§ VOTRE TÂCHE: Recopiez mot pour mot, dans le texte sur le dictionnaire de la Résistance, le passage qui s'ouvre sur les mots « Un Gi s’était » et se clôt sur « Bataille de Normandie. ».

------ TEXTE SOURCE ------

Sans eux, sans cette poignée d’hommes et de femmes, à Londres ou à
Paris, notre drapeau aurait été souillé à jamais. Ils resteront pour
toujours cette lumière durant les années noires d’Occupation. Perrault
leur rend hommage sans tirer des larmes et sans oublier personne. Son
dictionnaire n’élude rien des dangers, de la violence, des haines, des
trahisons, des ambitions, il restitue pourtant un puissant goût du
bonheur. Car il faut l’aimer la vie pour la risquer, la perdre le plus
souvent. Perrault se méfie des donneurs de leçons, il ne magnifie pas
l’héroïsme qui n’est jamais d’un seul bloc. Je me rappelle une de ces
anecdotes qu’il a racontée dans un vieux reportage télé des années 80.
Un Gi s’était planqué le D-Day dans les toilettes au fond d’un jardin de
Sainte-Marie-du-Mont, il avait attendu patiemment la fin des combats
pendant des heures. Perrault soulignait fort justement que s’il avait
manqué de courage ce jour-là, une semaine après, il avait, peut-être,
fait preuve d’une témérité exemplaire lors de cette longue et exténuante
Bataille de Normandie.
Dans son livre, Perrault s’attache à montrer cette complexité-là. Il
est parfois taquin quand il met à l’honneur les résistants de l’Ile de
Batz « la méconnue, l’oubliée, l’escamotée, la toujours occultée par sa
grande petite voisine ». « L’ile de Sein, c’est donc le quart de la
France » selon le bon mot du Général. Perrault déniche des personnages
hauts en couleur, célèbres ou moins connus comme cette Jeanne Bohec
surnommée la plastiqueuse à bicyclette. Il réhabilite avec panache la
mémoire du Colonel de La Rocque qui était loin d’être insignifiant,
comme l’avait hâtivement qualifié Paxton. Et puis il émeut quand il
rappelle le destin de Marcel Rayman, instructeur des FTP de la MOI, l’un
des dix de l’Affiche Rouge, écrivant ses derniers mots à sa mère, avant
d’être fusillé au mont Valérien : « Je ne puis te dire qu’une chose,
c’est que je t’aime plus que tout au monde et que j’aurais voulu vivre
rien que pour toi. Je t’aime, je t’embrasse, mais les mots ne peuvent
dépeindre ce que je ressens. […] Je t’adore et vive la vie ». Je me
répète, un dictionnaire indispensable.
Dictionnaire amoureux de la Résistance, Gilles Perrault, Plon-Fayard.

------ ENTRÉES RÉPERTORIÉES ------

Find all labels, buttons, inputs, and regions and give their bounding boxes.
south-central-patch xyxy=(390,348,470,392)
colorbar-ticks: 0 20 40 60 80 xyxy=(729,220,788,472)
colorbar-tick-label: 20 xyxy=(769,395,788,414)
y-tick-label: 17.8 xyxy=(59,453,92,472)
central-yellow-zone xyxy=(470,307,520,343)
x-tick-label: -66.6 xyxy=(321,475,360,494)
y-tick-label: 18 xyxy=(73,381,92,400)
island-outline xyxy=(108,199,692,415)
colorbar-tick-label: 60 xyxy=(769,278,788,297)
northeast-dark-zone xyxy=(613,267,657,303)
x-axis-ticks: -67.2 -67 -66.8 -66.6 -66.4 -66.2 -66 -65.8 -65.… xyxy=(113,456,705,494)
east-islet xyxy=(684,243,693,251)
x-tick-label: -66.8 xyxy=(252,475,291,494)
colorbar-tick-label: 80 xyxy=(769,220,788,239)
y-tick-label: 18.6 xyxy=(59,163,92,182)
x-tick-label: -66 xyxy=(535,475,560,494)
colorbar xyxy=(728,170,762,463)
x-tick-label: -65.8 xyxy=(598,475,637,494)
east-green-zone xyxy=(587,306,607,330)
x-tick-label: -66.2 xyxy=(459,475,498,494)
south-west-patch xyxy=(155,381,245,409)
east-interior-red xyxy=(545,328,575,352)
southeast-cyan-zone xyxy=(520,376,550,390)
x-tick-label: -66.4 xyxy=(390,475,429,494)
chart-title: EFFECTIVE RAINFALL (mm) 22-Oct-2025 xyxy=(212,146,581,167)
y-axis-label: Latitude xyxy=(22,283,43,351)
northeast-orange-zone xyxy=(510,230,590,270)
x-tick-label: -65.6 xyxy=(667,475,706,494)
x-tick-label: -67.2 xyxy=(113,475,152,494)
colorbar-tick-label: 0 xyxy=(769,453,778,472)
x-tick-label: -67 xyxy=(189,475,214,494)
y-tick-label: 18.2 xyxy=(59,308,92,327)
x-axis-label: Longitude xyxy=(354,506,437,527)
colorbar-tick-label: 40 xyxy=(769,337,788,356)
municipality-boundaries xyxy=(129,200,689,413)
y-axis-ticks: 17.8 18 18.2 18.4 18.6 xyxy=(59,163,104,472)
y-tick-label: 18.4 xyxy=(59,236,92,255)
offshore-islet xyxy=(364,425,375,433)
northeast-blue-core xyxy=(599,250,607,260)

------

§ TÂCHE ACCOMPLIE:
Un Gi s’était planqué le D-Day dans les toilettes au fond d’un jardin de
Sainte-Marie-du-Mont, il avait attendu patiemment la fin des combats
pendant des heures. Perrault soulignait fort justement que s’il avait
manqué de courage ce jour-là, une semaine après, il avait, peut-être,
fait preuve d’une témérité exemplaire lors de cette longue et exténuante
Bataille de Normandie.